= Task objective =
Reproduce the listing verbatim.

= Dataset records =
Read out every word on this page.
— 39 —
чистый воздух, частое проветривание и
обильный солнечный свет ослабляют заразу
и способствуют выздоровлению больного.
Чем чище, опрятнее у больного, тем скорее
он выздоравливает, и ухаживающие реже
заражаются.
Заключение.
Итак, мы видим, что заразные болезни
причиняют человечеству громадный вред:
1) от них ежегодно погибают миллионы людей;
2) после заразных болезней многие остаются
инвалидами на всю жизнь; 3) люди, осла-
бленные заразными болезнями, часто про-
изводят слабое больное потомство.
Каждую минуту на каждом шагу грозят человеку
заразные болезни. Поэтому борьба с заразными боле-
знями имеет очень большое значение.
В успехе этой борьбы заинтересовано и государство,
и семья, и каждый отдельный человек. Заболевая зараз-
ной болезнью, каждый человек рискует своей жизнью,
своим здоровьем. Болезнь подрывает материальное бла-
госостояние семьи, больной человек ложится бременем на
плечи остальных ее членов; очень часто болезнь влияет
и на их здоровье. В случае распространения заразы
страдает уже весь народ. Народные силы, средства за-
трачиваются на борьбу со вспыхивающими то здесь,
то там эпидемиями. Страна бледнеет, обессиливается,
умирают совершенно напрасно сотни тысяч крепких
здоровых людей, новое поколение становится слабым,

= Result =
Read out every word on this page.
— 39 —
чистый воздух, частое проветривание и
обильный солнечный свет ослабляют заразу
и способствуют выздоровлению больного.
Чем чище, опрятнее у больного, тем скорее
он выздоравливает, и ухаживающие реже
заражаются.
Заключение.
Итак, мы видим, что заразные болезни
причиняют человечеству громадный вред:
1) от них ежегодно погибают миллионы людей;
2) после заразных болезней многие остаются
инвалидами на всю жизнь; 3) люди, осла-
бленные заразными болезнями, часто про-
изводят слабое больное потомство.
Каждую минуту на каждом шагу грозят человеку
заразные болезни. Поэтому борьба с заразными боле-
знями имеет очень большое значение.
В успехе этой борьбы заинтересовано и государство,
и семья, и каждый отдельный человек. Заболевая зараз-
ной болезнью, каждый человек рискует своей жизнью,
своим здоровьем. Болезнь подрывает материальное бла-
госостояние семьи, больной человек ложится бременем на
плечи остальных ее членов; очень часто болезнь влияет
и на их здоровье. В случае распространения заразы
страдает уже весь народ. Народные силы, средства за-
трачиваются на борьбу со вспыхивающими то здесь,
то там эпидемиями. Страна бледнеет, обессиливается,
умирают совершенно напрасно сотни тысяч крепких
здоровых людей, новое поколение становится слабым,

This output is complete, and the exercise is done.